- _Written exercise_:
Write out every line of the items below without changing anything, and leave the pictures out of your answer.
* Begin Data to use *
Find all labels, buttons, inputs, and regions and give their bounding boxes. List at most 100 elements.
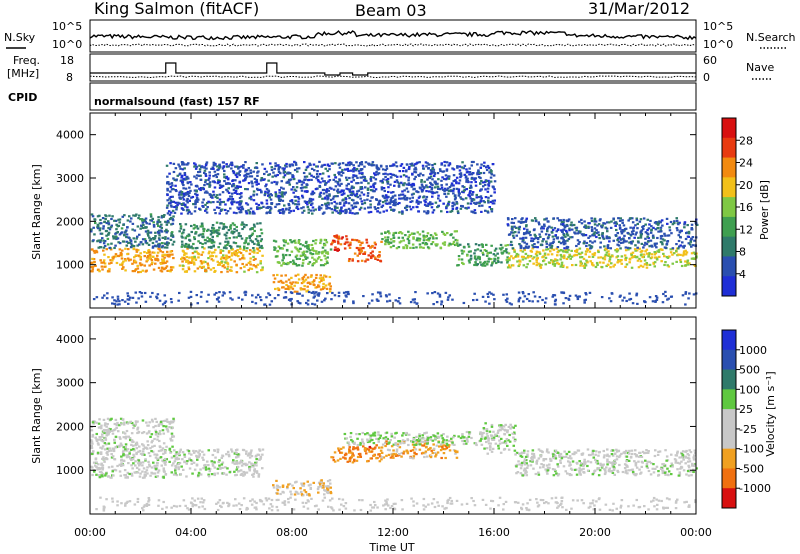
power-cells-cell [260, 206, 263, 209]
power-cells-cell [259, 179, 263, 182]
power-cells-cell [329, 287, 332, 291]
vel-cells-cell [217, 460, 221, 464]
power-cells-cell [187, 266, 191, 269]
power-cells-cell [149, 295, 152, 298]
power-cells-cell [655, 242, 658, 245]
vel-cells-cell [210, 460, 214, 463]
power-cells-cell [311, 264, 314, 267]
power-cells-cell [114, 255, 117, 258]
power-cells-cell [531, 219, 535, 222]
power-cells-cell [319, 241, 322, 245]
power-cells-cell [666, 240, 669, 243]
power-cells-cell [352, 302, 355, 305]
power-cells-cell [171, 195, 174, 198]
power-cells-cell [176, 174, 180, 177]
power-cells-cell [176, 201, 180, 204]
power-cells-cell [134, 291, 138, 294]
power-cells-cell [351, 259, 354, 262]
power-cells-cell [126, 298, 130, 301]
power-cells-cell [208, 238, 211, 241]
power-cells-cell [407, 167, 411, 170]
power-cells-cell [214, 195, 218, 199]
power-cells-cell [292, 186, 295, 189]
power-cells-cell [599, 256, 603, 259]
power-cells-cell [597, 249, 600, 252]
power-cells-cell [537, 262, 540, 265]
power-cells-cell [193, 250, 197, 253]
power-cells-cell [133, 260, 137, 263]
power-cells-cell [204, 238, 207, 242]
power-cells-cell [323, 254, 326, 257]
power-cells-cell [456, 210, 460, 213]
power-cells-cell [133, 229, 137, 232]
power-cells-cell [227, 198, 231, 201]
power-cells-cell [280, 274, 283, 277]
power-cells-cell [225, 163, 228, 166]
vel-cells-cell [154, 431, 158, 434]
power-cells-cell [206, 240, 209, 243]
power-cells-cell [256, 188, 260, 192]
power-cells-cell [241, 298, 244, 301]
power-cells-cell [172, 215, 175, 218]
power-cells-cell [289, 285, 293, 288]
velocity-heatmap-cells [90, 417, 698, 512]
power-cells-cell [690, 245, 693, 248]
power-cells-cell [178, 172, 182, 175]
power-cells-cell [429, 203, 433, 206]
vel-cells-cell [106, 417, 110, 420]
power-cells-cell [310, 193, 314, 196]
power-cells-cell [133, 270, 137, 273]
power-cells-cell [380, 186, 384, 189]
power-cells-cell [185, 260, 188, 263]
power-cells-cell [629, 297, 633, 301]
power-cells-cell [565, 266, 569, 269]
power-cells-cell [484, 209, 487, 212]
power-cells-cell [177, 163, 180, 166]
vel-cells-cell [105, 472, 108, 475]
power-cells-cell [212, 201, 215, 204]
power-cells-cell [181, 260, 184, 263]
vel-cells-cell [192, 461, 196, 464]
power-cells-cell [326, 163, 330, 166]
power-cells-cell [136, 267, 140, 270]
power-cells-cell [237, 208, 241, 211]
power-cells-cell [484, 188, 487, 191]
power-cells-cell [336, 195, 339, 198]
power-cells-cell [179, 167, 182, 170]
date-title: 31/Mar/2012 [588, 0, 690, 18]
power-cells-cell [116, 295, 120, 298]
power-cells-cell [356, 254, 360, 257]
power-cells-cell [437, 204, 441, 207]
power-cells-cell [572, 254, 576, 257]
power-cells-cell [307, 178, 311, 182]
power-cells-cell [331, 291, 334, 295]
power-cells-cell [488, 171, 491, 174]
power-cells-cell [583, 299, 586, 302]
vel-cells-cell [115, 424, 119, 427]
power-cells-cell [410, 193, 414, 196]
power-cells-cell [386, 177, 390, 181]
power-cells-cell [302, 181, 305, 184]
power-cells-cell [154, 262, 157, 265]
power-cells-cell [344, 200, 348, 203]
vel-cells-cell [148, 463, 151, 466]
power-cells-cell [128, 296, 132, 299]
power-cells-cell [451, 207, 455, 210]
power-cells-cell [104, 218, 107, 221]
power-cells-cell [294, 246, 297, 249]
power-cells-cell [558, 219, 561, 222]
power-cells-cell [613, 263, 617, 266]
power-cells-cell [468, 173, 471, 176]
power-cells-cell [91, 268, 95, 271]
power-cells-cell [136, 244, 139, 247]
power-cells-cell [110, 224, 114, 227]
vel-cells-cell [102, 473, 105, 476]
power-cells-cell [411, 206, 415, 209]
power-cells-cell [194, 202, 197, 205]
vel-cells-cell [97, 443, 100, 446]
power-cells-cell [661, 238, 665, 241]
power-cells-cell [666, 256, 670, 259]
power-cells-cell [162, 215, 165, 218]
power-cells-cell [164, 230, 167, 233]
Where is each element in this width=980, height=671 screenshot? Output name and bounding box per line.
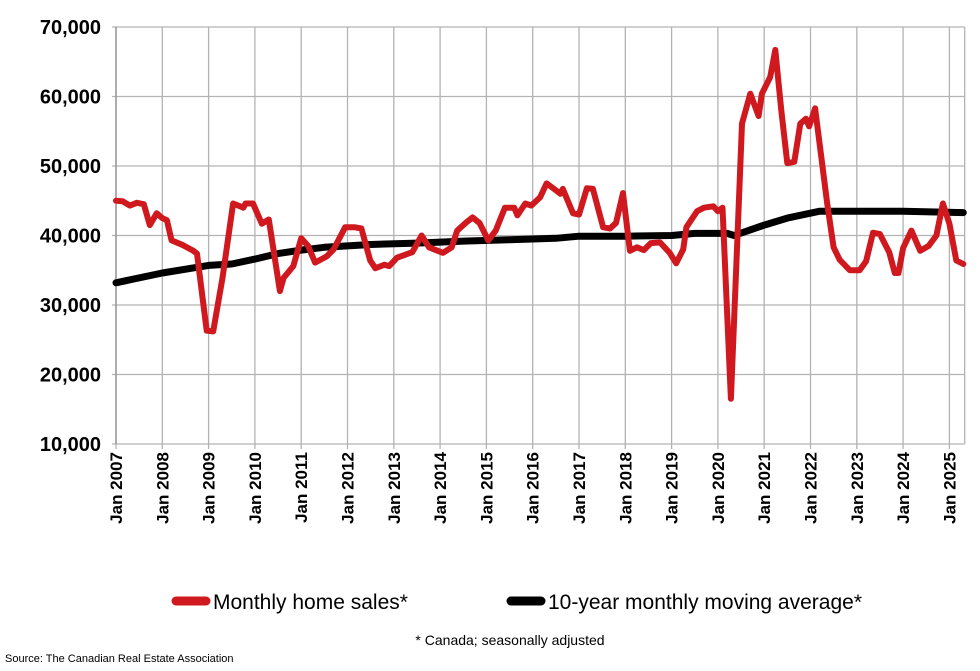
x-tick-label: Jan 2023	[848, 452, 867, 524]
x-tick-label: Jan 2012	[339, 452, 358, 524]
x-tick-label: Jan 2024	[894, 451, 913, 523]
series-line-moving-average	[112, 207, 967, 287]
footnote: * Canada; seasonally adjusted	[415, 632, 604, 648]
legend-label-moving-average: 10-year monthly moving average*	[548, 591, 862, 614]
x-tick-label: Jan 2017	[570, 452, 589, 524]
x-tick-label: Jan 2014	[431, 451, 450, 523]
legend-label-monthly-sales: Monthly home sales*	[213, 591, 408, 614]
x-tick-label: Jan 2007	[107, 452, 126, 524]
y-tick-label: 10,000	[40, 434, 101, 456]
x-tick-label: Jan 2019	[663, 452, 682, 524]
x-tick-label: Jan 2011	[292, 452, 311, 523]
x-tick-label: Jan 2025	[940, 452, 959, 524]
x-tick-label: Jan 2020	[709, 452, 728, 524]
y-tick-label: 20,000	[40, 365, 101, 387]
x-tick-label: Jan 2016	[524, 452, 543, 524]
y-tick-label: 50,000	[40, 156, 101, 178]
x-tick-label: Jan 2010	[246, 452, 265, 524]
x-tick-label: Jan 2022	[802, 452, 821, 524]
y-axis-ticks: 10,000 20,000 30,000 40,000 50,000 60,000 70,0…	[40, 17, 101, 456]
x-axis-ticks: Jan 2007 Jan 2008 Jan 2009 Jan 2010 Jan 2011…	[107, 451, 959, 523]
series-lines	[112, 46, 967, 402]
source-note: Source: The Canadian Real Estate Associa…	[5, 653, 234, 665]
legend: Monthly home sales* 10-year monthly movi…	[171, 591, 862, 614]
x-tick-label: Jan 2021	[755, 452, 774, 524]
* End Data to use *
- _Solution_:
Find all labels, buttons, inputs, and regions and give their bounding boxes. List at most 100 elements.
power-cells-cell [260, 206, 263, 209]
power-cells-cell [259, 179, 263, 182]
power-cells-cell [329, 287, 332, 291]
vel-cells-cell [217, 460, 221, 464]
power-cells-cell [187, 266, 191, 269]
power-cells-cell [149, 295, 152, 298]
power-cells-cell [655, 242, 658, 245]
vel-cells-cell [210, 460, 214, 463]
power-cells-cell [311, 264, 314, 267]
power-cells-cell [114, 255, 117, 258]
power-cells-cell [531, 219, 535, 222]
power-cells-cell [319, 241, 322, 245]
power-cells-cell [666, 240, 669, 243]
power-cells-cell [352, 302, 355, 305]
power-cells-cell [171, 195, 174, 198]
power-cells-cell [176, 174, 180, 177]
power-cells-cell [176, 201, 180, 204]
power-cells-cell [134, 291, 138, 294]
power-cells-cell [351, 259, 354, 262]
power-cells-cell [126, 298, 130, 301]
power-cells-cell [208, 238, 211, 241]
power-cells-cell [407, 167, 411, 170]
power-cells-cell [214, 195, 218, 199]
power-cells-cell [292, 186, 295, 189]
power-cells-cell [599, 256, 603, 259]
power-cells-cell [597, 249, 600, 252]
power-cells-cell [537, 262, 540, 265]
power-cells-cell [193, 250, 197, 253]
power-cells-cell [133, 260, 137, 263]
power-cells-cell [204, 238, 207, 242]
power-cells-cell [323, 254, 326, 257]
power-cells-cell [456, 210, 460, 213]
power-cells-cell [133, 229, 137, 232]
power-cells-cell [227, 198, 231, 201]
power-cells-cell [280, 274, 283, 277]
power-cells-cell [225, 163, 228, 166]
vel-cells-cell [154, 431, 158, 434]
power-cells-cell [206, 240, 209, 243]
power-cells-cell [256, 188, 260, 192]
power-cells-cell [241, 298, 244, 301]
power-cells-cell [172, 215, 175, 218]
power-cells-cell [289, 285, 293, 288]
velocity-heatmap-cells [90, 417, 698, 512]
power-cells-cell [690, 245, 693, 248]
power-cells-cell [178, 172, 182, 175]
power-cells-cell [429, 203, 433, 206]
vel-cells-cell [106, 417, 110, 420]
power-cells-cell [310, 193, 314, 196]
power-cells-cell [133, 270, 137, 273]
power-cells-cell [380, 186, 384, 189]
power-cells-cell [185, 260, 188, 263]
power-cells-cell [629, 297, 633, 301]
power-cells-cell [565, 266, 569, 269]
power-cells-cell [484, 209, 487, 212]
power-cells-cell [177, 163, 180, 166]
vel-cells-cell [105, 472, 108, 475]
power-cells-cell [212, 201, 215, 204]
power-cells-cell [181, 260, 184, 263]
vel-cells-cell [192, 461, 196, 464]
power-cells-cell [326, 163, 330, 166]
power-cells-cell [136, 267, 140, 270]
power-cells-cell [237, 208, 241, 211]
power-cells-cell [484, 188, 487, 191]
power-cells-cell [336, 195, 339, 198]
power-cells-cell [179, 167, 182, 170]
date-title: 31/Mar/2012 [588, 0, 690, 18]
power-cells-cell [116, 295, 120, 298]
power-cells-cell [356, 254, 360, 257]
power-cells-cell [437, 204, 441, 207]
power-cells-cell [572, 254, 576, 257]
power-cells-cell [307, 178, 311, 182]
power-cells-cell [331, 291, 334, 295]
power-cells-cell [488, 171, 491, 174]
power-cells-cell [583, 299, 586, 302]
vel-cells-cell [115, 424, 119, 427]
power-cells-cell [410, 193, 414, 196]
power-cells-cell [386, 177, 390, 181]
power-cells-cell [302, 181, 305, 184]
power-cells-cell [154, 262, 157, 265]
power-cells-cell [344, 200, 348, 203]
vel-cells-cell [148, 463, 151, 466]
power-cells-cell [128, 296, 132, 299]
power-cells-cell [451, 207, 455, 210]
power-cells-cell [104, 218, 107, 221]
power-cells-cell [294, 246, 297, 249]
power-cells-cell [558, 219, 561, 222]
power-cells-cell [613, 263, 617, 266]
power-cells-cell [468, 173, 471, 176]
power-cells-cell [91, 268, 95, 271]
power-cells-cell [136, 244, 139, 247]
power-cells-cell [110, 224, 114, 227]
vel-cells-cell [102, 473, 105, 476]
power-cells-cell [411, 206, 415, 209]
power-cells-cell [194, 202, 197, 205]
vel-cells-cell [97, 443, 100, 446]
power-cells-cell [661, 238, 665, 241]
power-cells-cell [666, 256, 670, 259]
power-cells-cell [162, 215, 165, 218]
power-cells-cell [164, 230, 167, 233]
Where is each element in this width=980, height=671 screenshot? Output name and bounding box per line.
x-tick-label: Jan 2023	[848, 452, 867, 524]
x-tick-label: Jan 2012	[339, 452, 358, 524]
x-tick-label: Jan 2024	[894, 451, 913, 523]
series-line-moving-average	[112, 207, 967, 287]
footnote: * Canada; seasonally adjusted	[415, 632, 604, 648]
legend-label-moving-average: 10-year monthly moving average*	[548, 591, 862, 614]
x-tick-label: Jan 2017	[570, 452, 589, 524]
x-tick-label: Jan 2014	[431, 451, 450, 523]
legend-label-monthly-sales: Monthly home sales*	[213, 591, 408, 614]
x-tick-label: Jan 2007	[107, 452, 126, 524]
y-tick-label: 10,000	[40, 434, 101, 456]
x-tick-label: Jan 2019	[663, 452, 682, 524]
x-tick-label: Jan 2011	[292, 452, 311, 523]
x-tick-label: Jan 2025	[940, 452, 959, 524]
x-tick-label: Jan 2020	[709, 452, 728, 524]
y-tick-label: 20,000	[40, 365, 101, 387]
x-tick-label: Jan 2016	[524, 452, 543, 524]
y-tick-label: 50,000	[40, 156, 101, 178]
x-tick-label: Jan 2010	[246, 452, 265, 524]
x-tick-label: Jan 2022	[802, 452, 821, 524]
y-axis-ticks: 10,000 20,000 30,000 40,000 50,000 60,000 70,0…	[40, 17, 101, 456]
x-axis-ticks: Jan 2007 Jan 2008 Jan 2009 Jan 2010 Jan 2011…	[107, 451, 959, 523]
series-lines	[112, 46, 967, 402]
source-note: Source: The Canadian Real Estate Associa…	[5, 653, 234, 665]
legend: Monthly home sales* 10-year monthly movi…	[171, 591, 862, 614]
x-tick-label: Jan 2021	[755, 452, 774, 524]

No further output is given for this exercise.